• Job:
Look through the data and write out every line with the word "Drop" in it.

— BEGIN Data for this exercise —

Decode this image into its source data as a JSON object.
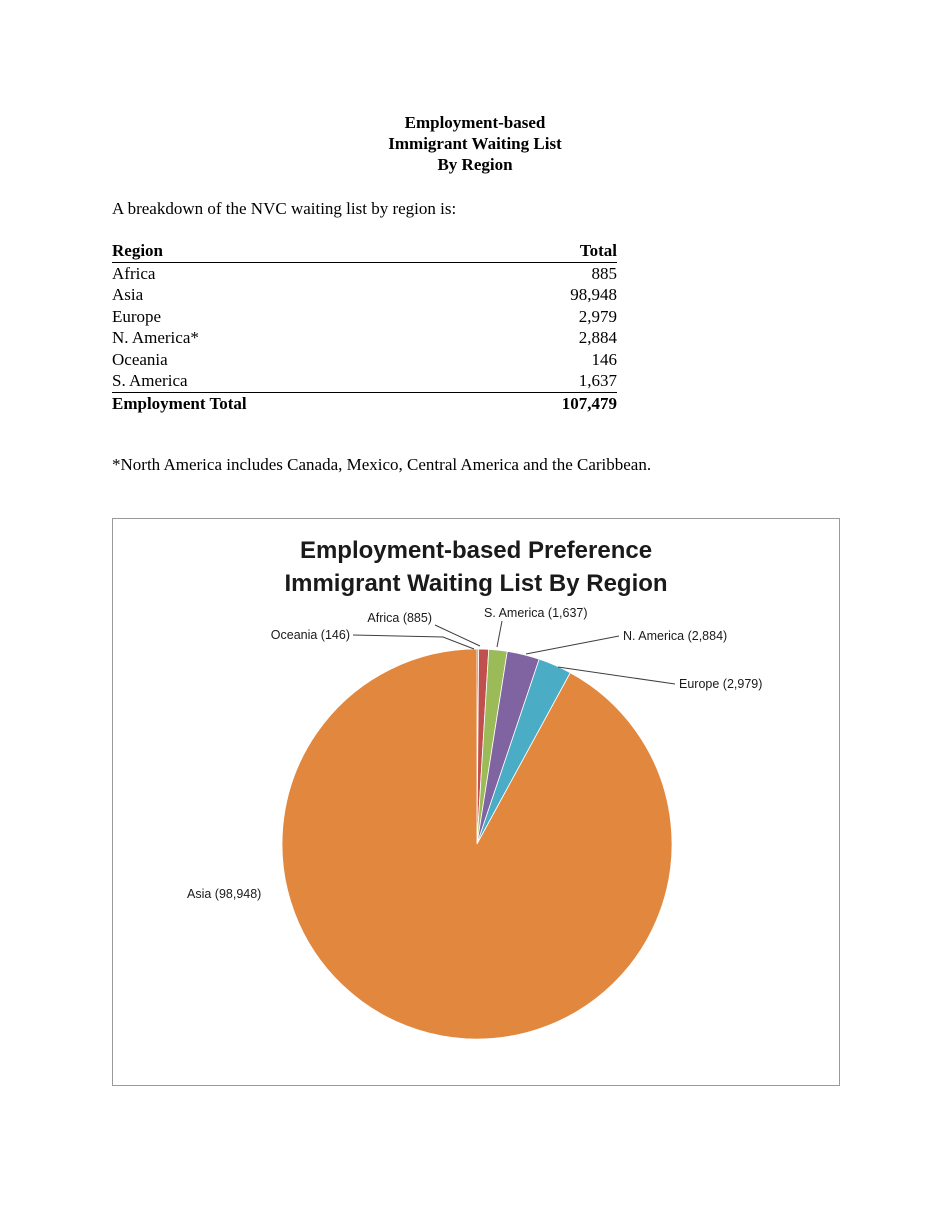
{
  "page": {
    "title_lines": [
      "Employment-based",
      "Immigrant Waiting List",
      "By Region"
    ],
    "intro": "A breakdown of the NVC waiting list by region is:",
    "footnote": "*North America includes Canada, Mexico, Central America and the Caribbean."
  },
  "table": {
    "headers": [
      "Region",
      "Total"
    ],
    "rows": [
      {
        "region": "Africa",
        "total": "885"
      },
      {
        "region": "Asia",
        "total": "98,948"
      },
      {
        "region": "Europe",
        "total": "2,979"
      },
      {
        "region": "N. America*",
        "total": "2,884"
      },
      {
        "region": "Oceania",
        "total": "146"
      },
      {
        "region": "S. America",
        "total": "1,637"
      }
    ],
    "total_row": {
      "label": "Employment Total",
      "value": "107,479"
    }
  },
  "chart_data": {
    "type": "pie",
    "title_lines": [
      "Employment-based Preference",
      "Immigrant Waiting List By Region"
    ],
    "total": 107479,
    "start_angle_deg": 0,
    "direction": "clockwise",
    "legend": "none",
    "labels_style": "outside-with-leader-lines",
    "slices": [
      {
        "name": "Oceania",
        "value": 146,
        "label": "Oceania (146)",
        "color": "#4F81BD"
      },
      {
        "name": "Africa",
        "value": 885,
        "label": "Africa (885)",
        "color": "#C0504D"
      },
      {
        "name": "S. America",
        "value": 1637,
        "label": "S. America (1,637)",
        "color": "#9BBB59"
      },
      {
        "name": "N. America",
        "value": 2884,
        "label": "N. America (2,884)",
        "color": "#8064A2"
      },
      {
        "name": "Europe",
        "value": 2979,
        "label": "Europe (2,979)",
        "color": "#4BACC6"
      },
      {
        "name": "Asia",
        "value": 98948,
        "label": "Asia (98,948)",
        "color": "#E2873E"
      }
    ]
  }
}
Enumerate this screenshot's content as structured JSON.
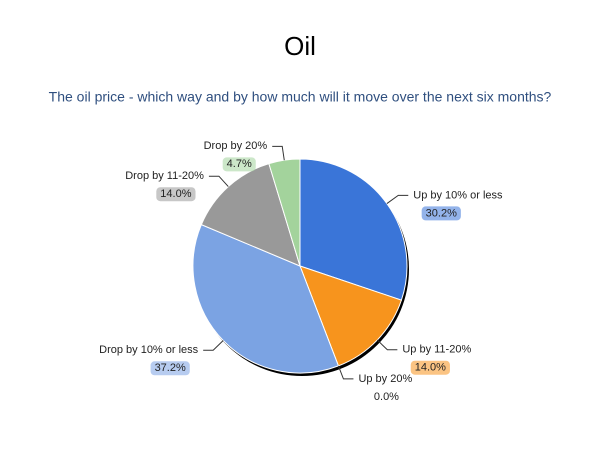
{
  "chart_data": {
    "type": "pie",
    "title": "Oil",
    "subtitle": "The oil price - which way and by how much will it move over the next six months?",
    "categories": [
      "Up by 10% or less",
      "Up by 11-20%",
      "Up by 20%",
      "Drop by 10% or less",
      "Drop by 11-20%",
      "Drop by 20%"
    ],
    "values": [
      30.2,
      14.0,
      0.0,
      37.2,
      14.0,
      4.7
    ],
    "value_labels": [
      "30.2%",
      "14.0%",
      "0.0%",
      "37.2%",
      "14.0%",
      "4.7%"
    ],
    "colors": [
      "#3a75d8",
      "#f7941d",
      null,
      "#7ba3e3",
      "#999999",
      "#a3d39c"
    ]
  }
}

— END Data for this exercise —

• Answer to this task:
      "Drop by 10% or less",
      "Drop by 11-20%",
      "Drop by 20%"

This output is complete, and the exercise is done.